- [EXERCISE TASK]
The required output consists solely of the lines from the line containing "What data populates" through the end of the records, copied exactly.

- [Records about charts and figures]
%%

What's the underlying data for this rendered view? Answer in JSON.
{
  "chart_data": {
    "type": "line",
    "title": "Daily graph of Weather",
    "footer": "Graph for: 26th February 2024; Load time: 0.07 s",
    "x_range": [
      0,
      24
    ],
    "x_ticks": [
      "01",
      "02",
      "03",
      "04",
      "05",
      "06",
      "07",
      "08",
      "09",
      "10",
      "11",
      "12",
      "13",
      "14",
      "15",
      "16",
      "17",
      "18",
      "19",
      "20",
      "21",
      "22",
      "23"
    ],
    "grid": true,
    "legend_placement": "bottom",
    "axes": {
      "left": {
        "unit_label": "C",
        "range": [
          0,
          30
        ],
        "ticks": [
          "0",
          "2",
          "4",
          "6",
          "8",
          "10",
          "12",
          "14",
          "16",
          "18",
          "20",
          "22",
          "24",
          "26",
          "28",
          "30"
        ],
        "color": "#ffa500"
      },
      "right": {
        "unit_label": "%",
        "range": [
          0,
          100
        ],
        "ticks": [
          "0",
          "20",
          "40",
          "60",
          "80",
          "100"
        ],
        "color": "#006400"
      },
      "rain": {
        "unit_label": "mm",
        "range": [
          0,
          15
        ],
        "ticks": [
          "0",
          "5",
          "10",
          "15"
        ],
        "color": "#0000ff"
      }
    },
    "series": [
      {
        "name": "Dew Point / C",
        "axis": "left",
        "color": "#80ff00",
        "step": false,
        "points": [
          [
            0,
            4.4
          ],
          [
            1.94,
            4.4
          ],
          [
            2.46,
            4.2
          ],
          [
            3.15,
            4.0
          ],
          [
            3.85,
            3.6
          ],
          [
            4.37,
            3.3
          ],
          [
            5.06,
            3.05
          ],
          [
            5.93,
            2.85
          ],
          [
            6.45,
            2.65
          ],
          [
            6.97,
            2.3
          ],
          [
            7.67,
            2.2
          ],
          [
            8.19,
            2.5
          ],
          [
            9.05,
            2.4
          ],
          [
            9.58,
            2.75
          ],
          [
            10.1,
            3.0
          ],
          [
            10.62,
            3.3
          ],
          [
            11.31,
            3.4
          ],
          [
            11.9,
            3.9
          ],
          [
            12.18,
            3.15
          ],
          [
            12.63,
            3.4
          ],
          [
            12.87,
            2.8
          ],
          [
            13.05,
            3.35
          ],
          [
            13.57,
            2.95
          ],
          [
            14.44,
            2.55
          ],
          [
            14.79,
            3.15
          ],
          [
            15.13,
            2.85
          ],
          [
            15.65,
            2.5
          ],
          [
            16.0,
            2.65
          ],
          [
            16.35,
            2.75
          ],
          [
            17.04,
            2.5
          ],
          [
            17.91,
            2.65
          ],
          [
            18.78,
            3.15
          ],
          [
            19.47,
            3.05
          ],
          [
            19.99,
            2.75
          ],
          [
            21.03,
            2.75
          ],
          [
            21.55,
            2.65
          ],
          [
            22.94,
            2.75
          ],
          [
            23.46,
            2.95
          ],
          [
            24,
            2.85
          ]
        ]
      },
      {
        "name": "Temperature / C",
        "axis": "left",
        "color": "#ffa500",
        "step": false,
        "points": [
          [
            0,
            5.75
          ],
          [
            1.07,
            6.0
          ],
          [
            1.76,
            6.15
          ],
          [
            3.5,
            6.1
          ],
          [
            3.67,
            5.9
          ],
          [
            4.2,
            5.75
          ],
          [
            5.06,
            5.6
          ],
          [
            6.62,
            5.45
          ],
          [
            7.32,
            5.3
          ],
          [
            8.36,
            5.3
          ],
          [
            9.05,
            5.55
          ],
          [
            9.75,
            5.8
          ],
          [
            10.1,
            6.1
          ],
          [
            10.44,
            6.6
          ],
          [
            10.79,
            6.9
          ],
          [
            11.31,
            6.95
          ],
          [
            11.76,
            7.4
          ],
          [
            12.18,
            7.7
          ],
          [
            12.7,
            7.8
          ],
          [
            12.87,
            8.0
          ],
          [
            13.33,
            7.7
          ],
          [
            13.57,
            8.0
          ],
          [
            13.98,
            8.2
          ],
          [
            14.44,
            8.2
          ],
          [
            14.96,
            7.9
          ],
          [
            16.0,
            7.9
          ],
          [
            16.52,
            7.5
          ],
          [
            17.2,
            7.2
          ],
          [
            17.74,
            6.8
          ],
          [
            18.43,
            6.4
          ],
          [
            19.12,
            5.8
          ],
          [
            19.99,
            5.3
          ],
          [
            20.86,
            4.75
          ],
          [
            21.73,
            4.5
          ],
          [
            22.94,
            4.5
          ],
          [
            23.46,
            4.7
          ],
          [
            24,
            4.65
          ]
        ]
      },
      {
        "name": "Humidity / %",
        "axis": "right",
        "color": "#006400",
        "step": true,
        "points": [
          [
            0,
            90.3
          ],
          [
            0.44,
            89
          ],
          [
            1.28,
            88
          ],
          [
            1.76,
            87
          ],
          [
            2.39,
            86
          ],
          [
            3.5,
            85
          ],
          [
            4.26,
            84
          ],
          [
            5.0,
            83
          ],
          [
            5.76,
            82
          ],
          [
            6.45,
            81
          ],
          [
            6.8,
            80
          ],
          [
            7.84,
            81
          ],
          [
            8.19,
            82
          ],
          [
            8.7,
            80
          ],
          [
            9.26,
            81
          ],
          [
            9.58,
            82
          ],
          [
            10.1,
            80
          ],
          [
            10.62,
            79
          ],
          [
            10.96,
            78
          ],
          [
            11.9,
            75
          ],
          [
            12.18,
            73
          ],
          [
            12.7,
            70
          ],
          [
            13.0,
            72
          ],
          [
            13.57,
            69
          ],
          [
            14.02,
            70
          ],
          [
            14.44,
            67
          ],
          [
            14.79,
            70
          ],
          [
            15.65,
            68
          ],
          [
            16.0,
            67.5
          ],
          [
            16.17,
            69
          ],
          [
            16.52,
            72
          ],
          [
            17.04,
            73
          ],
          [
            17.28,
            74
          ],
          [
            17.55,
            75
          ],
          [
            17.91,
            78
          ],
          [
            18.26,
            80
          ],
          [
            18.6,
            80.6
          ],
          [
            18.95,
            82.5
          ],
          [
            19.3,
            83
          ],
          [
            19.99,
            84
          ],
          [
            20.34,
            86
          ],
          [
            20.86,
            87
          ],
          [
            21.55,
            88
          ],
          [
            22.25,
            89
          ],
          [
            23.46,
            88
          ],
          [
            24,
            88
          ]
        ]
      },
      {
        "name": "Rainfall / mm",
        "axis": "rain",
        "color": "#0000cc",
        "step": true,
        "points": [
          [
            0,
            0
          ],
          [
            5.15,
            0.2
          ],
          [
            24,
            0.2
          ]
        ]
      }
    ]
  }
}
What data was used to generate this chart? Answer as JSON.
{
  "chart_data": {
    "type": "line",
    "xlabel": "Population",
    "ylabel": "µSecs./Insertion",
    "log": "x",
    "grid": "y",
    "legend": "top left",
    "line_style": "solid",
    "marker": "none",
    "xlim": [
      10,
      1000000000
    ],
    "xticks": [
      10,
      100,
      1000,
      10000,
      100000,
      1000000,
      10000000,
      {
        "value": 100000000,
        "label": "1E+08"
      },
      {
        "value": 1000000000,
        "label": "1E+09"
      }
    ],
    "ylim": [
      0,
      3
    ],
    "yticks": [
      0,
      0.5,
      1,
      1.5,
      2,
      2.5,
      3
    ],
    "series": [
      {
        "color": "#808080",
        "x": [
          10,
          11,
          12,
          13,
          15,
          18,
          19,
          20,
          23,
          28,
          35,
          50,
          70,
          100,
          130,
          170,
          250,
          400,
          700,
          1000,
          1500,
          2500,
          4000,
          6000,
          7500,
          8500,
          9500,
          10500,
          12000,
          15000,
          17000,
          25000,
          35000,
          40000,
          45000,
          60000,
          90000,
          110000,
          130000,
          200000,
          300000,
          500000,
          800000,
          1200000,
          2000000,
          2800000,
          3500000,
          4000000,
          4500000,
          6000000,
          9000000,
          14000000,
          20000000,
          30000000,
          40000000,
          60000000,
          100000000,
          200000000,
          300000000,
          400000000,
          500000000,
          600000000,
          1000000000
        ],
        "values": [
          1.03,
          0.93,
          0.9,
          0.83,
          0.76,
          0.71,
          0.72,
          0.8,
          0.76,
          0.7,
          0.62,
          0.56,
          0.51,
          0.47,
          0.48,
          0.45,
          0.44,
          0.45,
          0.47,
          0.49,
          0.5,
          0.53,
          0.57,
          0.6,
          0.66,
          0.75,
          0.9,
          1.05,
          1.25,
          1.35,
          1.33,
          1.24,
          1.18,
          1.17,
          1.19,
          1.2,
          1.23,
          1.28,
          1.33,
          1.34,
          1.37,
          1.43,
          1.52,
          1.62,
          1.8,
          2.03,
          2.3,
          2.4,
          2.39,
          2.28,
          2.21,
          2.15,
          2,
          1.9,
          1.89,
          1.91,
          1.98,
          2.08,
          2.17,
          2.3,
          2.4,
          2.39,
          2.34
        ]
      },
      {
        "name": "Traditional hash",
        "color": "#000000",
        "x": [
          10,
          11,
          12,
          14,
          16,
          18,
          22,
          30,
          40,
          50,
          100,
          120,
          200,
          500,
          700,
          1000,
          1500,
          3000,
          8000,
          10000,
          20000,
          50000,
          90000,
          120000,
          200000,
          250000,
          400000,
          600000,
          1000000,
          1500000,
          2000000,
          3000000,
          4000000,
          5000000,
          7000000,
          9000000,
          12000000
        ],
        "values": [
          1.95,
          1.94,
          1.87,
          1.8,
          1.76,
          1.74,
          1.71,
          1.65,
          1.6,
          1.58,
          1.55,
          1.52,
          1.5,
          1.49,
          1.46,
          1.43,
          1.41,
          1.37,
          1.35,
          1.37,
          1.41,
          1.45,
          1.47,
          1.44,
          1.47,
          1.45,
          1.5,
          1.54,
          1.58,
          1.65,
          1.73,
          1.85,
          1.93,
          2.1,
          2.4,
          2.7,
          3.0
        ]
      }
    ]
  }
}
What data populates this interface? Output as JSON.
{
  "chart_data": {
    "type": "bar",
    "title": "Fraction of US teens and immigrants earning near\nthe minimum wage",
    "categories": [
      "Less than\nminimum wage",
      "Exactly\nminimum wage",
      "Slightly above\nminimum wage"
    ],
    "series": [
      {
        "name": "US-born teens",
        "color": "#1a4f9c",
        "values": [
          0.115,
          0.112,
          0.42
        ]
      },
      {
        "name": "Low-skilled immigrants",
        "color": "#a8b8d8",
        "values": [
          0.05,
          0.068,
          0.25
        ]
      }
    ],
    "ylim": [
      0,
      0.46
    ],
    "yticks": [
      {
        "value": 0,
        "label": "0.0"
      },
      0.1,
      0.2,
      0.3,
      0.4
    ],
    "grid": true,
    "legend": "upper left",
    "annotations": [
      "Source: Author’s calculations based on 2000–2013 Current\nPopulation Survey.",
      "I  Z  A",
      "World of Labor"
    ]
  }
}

%%

- [REPLY]
What data populates this interface? Output as JSON.
{
  "chart_data": {
    "type": "bar",
    "title": "Fraction of US teens and immigrants earning near\nthe minimum wage",
    "categories": [
      "Less than\nminimum wage",
      "Exactly\nminimum wage",
      "Slightly above\nminimum wage"
    ],
    "series": [
      {
        "name": "US-born teens",
        "color": "#1a4f9c",
        "values": [
          0.115,
          0.112,
          0.42
        ]
      },
      {
        "name": "Low-skilled immigrants",
        "color": "#a8b8d8",
        "values": [
          0.05,
          0.068,
          0.25
        ]
      }
    ],
    "ylim": [
      0,
      0.46
    ],
    "yticks": [
      {
        "value": 0,
        "label": "0.0"
      },
      0.1,
      0.2,
      0.3,
      0.4
    ],
    "grid": true,
    "legend": "upper left",
    "annotations": [
      "Source: Author’s calculations based on 2000–2013 Current\nPopulation Survey.",
      "I  Z  A",
      "World of Labor"
    ]
  }
}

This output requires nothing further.